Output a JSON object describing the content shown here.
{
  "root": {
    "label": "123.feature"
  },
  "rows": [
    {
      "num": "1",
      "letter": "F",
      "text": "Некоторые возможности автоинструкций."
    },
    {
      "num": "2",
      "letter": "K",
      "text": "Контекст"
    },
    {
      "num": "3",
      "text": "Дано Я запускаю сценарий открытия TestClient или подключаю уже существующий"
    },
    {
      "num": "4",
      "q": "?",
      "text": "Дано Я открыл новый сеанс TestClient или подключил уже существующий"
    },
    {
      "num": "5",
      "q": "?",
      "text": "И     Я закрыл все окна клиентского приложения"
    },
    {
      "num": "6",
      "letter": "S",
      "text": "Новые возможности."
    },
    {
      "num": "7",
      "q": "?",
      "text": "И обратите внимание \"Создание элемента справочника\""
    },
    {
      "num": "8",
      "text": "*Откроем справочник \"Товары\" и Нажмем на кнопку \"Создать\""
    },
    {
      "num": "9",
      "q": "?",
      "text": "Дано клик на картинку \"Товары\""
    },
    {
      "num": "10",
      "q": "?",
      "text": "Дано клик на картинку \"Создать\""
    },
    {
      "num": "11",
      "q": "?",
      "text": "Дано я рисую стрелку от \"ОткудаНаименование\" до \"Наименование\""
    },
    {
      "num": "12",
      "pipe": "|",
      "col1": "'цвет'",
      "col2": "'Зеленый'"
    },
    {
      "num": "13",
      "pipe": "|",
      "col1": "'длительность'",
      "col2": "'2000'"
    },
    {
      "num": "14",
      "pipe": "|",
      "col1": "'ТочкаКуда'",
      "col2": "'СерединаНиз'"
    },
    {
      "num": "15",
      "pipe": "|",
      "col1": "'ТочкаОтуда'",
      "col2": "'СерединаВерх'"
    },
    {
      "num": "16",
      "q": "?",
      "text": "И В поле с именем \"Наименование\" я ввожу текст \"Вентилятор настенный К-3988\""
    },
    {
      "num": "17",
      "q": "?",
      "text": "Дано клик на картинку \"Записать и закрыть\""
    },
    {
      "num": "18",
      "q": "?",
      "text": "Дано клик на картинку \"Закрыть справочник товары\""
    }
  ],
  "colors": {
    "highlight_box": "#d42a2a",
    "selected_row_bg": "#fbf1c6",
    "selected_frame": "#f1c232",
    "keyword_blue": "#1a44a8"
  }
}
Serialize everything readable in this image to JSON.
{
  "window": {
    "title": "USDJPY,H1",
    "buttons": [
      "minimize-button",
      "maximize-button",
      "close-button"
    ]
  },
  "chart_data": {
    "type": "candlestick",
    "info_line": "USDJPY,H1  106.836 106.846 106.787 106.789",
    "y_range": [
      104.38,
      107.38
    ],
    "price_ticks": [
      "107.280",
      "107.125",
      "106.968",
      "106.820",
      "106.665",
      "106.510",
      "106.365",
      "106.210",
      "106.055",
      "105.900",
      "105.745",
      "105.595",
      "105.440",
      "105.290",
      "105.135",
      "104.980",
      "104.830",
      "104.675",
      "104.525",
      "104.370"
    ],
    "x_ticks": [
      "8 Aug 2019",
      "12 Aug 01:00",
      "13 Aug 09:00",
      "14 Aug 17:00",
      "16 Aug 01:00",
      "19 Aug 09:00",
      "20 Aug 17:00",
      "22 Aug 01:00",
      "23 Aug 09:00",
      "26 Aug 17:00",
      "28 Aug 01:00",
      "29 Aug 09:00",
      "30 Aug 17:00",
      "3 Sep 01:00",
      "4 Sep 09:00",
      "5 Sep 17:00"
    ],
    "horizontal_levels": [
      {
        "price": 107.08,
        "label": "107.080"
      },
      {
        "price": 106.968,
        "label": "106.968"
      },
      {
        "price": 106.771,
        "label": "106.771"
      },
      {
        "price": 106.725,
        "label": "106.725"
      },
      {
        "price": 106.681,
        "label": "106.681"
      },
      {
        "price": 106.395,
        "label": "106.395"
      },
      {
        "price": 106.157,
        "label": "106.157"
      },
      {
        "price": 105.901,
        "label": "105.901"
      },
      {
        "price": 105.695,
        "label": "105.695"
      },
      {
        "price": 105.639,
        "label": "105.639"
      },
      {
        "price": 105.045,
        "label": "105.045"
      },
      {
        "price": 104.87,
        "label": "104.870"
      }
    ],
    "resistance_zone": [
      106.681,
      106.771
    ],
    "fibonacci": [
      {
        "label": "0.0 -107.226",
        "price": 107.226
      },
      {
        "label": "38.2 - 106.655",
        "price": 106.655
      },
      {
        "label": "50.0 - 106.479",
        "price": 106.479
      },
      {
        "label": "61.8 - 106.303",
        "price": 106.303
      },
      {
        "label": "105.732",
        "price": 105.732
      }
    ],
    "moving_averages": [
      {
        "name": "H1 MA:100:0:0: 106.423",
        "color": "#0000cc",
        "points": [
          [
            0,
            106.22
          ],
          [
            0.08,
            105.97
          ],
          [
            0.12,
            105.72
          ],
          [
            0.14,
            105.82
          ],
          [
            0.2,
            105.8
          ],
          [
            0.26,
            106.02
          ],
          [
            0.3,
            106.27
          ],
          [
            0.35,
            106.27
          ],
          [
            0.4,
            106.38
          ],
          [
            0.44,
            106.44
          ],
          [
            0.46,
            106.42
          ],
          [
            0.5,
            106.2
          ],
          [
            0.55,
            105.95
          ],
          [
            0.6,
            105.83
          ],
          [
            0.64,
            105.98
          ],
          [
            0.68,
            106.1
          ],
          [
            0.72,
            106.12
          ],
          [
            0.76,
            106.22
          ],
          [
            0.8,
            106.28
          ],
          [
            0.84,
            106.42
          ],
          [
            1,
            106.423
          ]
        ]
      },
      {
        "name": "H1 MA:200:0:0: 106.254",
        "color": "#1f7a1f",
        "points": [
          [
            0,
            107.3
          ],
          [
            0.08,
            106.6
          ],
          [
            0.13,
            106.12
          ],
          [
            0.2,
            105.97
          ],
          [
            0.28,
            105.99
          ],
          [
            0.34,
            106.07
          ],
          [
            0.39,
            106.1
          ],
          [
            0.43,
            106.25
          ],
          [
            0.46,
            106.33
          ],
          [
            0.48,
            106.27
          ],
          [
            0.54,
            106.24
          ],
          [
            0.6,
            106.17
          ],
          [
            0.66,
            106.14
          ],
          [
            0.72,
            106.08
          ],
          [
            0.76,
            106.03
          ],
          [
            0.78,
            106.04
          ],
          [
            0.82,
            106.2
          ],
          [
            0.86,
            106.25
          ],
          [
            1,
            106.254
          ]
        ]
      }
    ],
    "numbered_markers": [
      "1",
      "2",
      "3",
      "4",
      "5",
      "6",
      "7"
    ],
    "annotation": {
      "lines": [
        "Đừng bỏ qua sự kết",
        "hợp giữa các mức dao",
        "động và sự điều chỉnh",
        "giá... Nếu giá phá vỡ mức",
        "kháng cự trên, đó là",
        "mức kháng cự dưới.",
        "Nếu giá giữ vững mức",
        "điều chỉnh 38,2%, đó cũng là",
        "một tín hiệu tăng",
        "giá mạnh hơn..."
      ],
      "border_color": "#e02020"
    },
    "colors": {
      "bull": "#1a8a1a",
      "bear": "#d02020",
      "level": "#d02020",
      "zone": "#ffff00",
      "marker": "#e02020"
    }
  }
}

# WHAT THE TASK ASKS:
Extract all of the data above and output it character for character.

# TASK OUTPUT:
Output a JSON object describing the content shown here.
{
  "root": {
    "label": "123.feature"
  },
  "rows": [
    {
      "num": "1",
      "letter": "F",
      "text": "Некоторые возможности автоинструкций."
    },
    {
      "num": "2",
      "letter": "K",
      "text": "Контекст"
    },
    {
      "num": "3",
      "text": "Дано Я запускаю сценарий открытия TestClient или подключаю уже существующий"
    },
    {
      "num": "4",
      "q": "?",
      "text": "Дано Я открыл новый сеанс TestClient или подключил уже существующий"
    },
    {
      "num": "5",
      "q": "?",
      "text": "И     Я закрыл все окна клиентского приложения"
    },
    {
      "num": "6",
      "letter": "S",
      "text": "Новые возможности."
    },
    {
      "num": "7",
      "q": "?",
      "text": "И обратите внимание \"Создание элемента справочника\""
    },
    {
      "num": "8",
      "text": "*Откроем справочник \"Товары\" и Нажмем на кнопку \"Создать\""
    },
    {
      "num": "9",
      "q": "?",
      "text": "Дано клик на картинку \"Товары\""
    },
    {
      "num": "10",
      "q": "?",
      "text": "Дано клик на картинку \"Создать\""
    },
    {
      "num": "11",
      "q": "?",
      "text": "Дано я рисую стрелку от \"ОткудаНаименование\" до \"Наименование\""
    },
    {
      "num": "12",
      "pipe": "|",
      "col1": "'цвет'",
      "col2": "'Зеленый'"
    },
    {
      "num": "13",
      "pipe": "|",
      "col1": "'длительность'",
      "col2": "'2000'"
    },
    {
      "num": "14",
      "pipe": "|",
      "col1": "'ТочкаКуда'",
      "col2": "'СерединаНиз'"
    },
    {
      "num": "15",
      "pipe": "|",
      "col1": "'ТочкаОтуда'",
      "col2": "'СерединаВерх'"
    },
    {
      "num": "16",
      "q": "?",
      "text": "И В поле с именем \"Наименование\" я ввожу текст \"Вентилятор настенный К-3988\""
    },
    {
      "num": "17",
      "q": "?",
      "text": "Дано клик на картинку \"Записать и закрыть\""
    },
    {
      "num": "18",
      "q": "?",
      "text": "Дано клик на картинку \"Закрыть справочник товары\""
    }
  ],
  "colors": {
    "highlight_box": "#d42a2a",
    "selected_row_bg": "#fbf1c6",
    "selected_frame": "#f1c232",
    "keyword_blue": "#1a44a8"
  }
}
Serialize everything readable in this image to JSON.
{
  "window": {
    "title": "USDJPY,H1",
    "buttons": [
      "minimize-button",
      "maximize-button",
      "close-button"
    ]
  },
  "chart_data": {
    "type": "candlestick",
    "info_line": "USDJPY,H1  106.836 106.846 106.787 106.789",
    "y_range": [
      104.38,
      107.38
    ],
    "price_ticks": [
      "107.280",
      "107.125",
      "106.968",
      "106.820",
      "106.665",
      "106.510",
      "106.365",
      "106.210",
      "106.055",
      "105.900",
      "105.745",
      "105.595",
      "105.440",
      "105.290",
      "105.135",
      "104.980",
      "104.830",
      "104.675",
      "104.525",
      "104.370"
    ],
    "x_ticks": [
      "8 Aug 2019",
      "12 Aug 01:00",
      "13 Aug 09:00",
      "14 Aug 17:00",
      "16 Aug 01:00",
      "19 Aug 09:00",
      "20 Aug 17:00",
      "22 Aug 01:00",
      "23 Aug 09:00",
      "26 Aug 17:00",
      "28 Aug 01:00",
      "29 Aug 09:00",
      "30 Aug 17:00",
      "3 Sep 01:00",
      "4 Sep 09:00",
      "5 Sep 17:00"
    ],
    "horizontal_levels": [
      {
        "price": 107.08,
        "label": "107.080"
      },
      {
        "price": 106.968,
        "label": "106.968"
      },
      {
        "price": 106.771,
        "label": "106.771"
      },
      {
        "price": 106.725,
        "label": "106.725"
      },
      {
        "price": 106.681,
        "label": "106.681"
      },
      {
        "price": 106.395,
        "label": "106.395"
      },
      {
        "price": 106.157,
        "label": "106.157"
      },
      {
        "price": 105.901,
        "label": "105.901"
      },
      {
        "price": 105.695,
        "label": "105.695"
      },
      {
        "price": 105.639,
        "label": "105.639"
      },
      {
        "price": 105.045,
        "label": "105.045"
      },
      {
        "price": 104.87,
        "label": "104.870"
      }
    ],
    "resistance_zone": [
      106.681,
      106.771
    ],
    "fibonacci": [
      {
        "label": "0.0 -107.226",
        "price": 107.226
      },
      {
        "label": "38.2 - 106.655",
        "price": 106.655
      },
      {
        "label": "50.0 - 106.479",
        "price": 106.479
      },
      {
        "label": "61.8 - 106.303",
        "price": 106.303
      },
      {
        "label": "105.732",
        "price": 105.732
      }
    ],
    "moving_averages": [
      {
        "name": "H1 MA:100:0:0: 106.423",
        "color": "#0000cc",
        "points": [
          [
            0,
            106.22
          ],
          [
            0.08,
            105.97
          ],
          [
            0.12,
            105.72
          ],
          [
            0.14,
            105.82
          ],
          [
            0.2,
            105.8
          ],
          [
            0.26,
            106.02
          ],
          [
            0.3,
            106.27
          ],
          [
            0.35,
            106.27
          ],
          [
            0.4,
            106.38
          ],
          [
            0.44,
            106.44
          ],
          [
            0.46,
            106.42
          ],
          [
            0.5,
            106.2
          ],
          [
            0.55,
            105.95
          ],
          [
            0.6,
            105.83
          ],
          [
            0.64,
            105.98
          ],
          [
            0.68,
            106.1
          ],
          [
            0.72,
            106.12
          ],
          [
            0.76,
            106.22
          ],
          [
            0.8,
            106.28
          ],
          [
            0.84,
            106.42
          ],
          [
            1,
            106.423
          ]
        ]
      },
      {
        "name": "H1 MA:200:0:0: 106.254",
        "color": "#1f7a1f",
        "points": [
          [
            0,
            107.3
          ],
          [
            0.08,
            106.6
          ],
          [
            0.13,
            106.12
          ],
          [
            0.2,
            105.97
          ],
          [
            0.28,
            105.99
          ],
          [
            0.34,
            106.07
          ],
          [
            0.39,
            106.1
          ],
          [
            0.43,
            106.25
          ],
          [
            0.46,
            106.33
          ],
          [
            0.48,
            106.27
          ],
          [
            0.54,
            106.24
          ],
          [
            0.6,
            106.17
          ],
          [
            0.66,
            106.14
          ],
          [
            0.72,
            106.08
          ],
          [
            0.76,
            106.03
          ],
          [
            0.78,
            106.04
          ],
          [
            0.82,
            106.2
          ],
          [
            0.86,
            106.25
          ],
          [
            1,
            106.254
          ]
        ]
      }
    ],
    "numbered_markers": [
      "1",
      "2",
      "3",
      "4",
      "5",
      "6",
      "7"
    ],
    "annotation": {
      "lines": [
        "Đừng bỏ qua sự kết",
        "hợp giữa các mức dao",
        "động và sự điều chỉnh",
        "giá... Nếu giá phá vỡ mức",
        "kháng cự trên, đó là",
        "mức kháng cự dưới.",
        "Nếu giá giữ vững mức",
        "điều chỉnh 38,2%, đó cũng là",
        "một tín hiệu tăng",
        "giá mạnh hơn..."
      ],
      "border_color": "#e02020"
    },
    "colors": {
      "bull": "#1a8a1a",
      "bear": "#d02020",
      "level": "#d02020",
      "zone": "#ffff00",
      "marker": "#e02020"
    }
  }
}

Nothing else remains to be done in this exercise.